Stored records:
+ + + + +

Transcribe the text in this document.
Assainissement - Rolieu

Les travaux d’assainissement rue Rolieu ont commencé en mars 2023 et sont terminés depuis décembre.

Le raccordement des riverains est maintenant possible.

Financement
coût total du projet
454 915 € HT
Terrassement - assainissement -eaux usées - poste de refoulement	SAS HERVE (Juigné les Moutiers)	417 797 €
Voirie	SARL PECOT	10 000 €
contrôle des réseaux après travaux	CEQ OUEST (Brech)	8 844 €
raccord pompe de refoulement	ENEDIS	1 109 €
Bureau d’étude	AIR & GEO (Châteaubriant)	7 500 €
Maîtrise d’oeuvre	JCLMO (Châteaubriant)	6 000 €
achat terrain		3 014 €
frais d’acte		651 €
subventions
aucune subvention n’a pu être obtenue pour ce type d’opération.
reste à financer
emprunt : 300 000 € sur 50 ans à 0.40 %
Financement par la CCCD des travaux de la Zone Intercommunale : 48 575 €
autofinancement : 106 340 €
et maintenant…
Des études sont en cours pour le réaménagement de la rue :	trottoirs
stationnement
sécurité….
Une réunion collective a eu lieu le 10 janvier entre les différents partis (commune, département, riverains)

+ + + + +

▸ AIM: Output an exact copy of each record.

▸ RESPONSE FOR THIS EXERCISE:
Transcribe the text in this document.
Assainissement - Rolieu

Les travaux d’assainissement rue Rolieu ont commencé en mars 2023 et sont terminés depuis décembre.

Le raccordement des riverains est maintenant possible.

Financement
coût total du projet
454 915 € HT
Terrassement - assainissement -eaux usées - poste de refoulement	SAS HERVE (Juigné les Moutiers)	417 797 €
Voirie	SARL PECOT	10 000 €
contrôle des réseaux après travaux	CEQ OUEST (Brech)	8 844 €
raccord pompe de refoulement	ENEDIS	1 109 €
Bureau d’étude	AIR & GEO (Châteaubriant)	7 500 €
Maîtrise d’oeuvre	JCLMO (Châteaubriant)	6 000 €
achat terrain		3 014 €
frais d’acte		651 €
subventions
aucune subvention n’a pu être obtenue pour ce type d’opération.
reste à financer
emprunt : 300 000 € sur 50 ans à 0.40 %
Financement par la CCCD des travaux de la Zone Intercommunale : 48 575 €
autofinancement : 106 340 €
et maintenant…
Des études sont en cours pour le réaménagement de la rue :	trottoirs
stationnement
sécurité….
Une réunion collective a eu lieu le 10 janvier entre les différents partis (commune, département, riverains)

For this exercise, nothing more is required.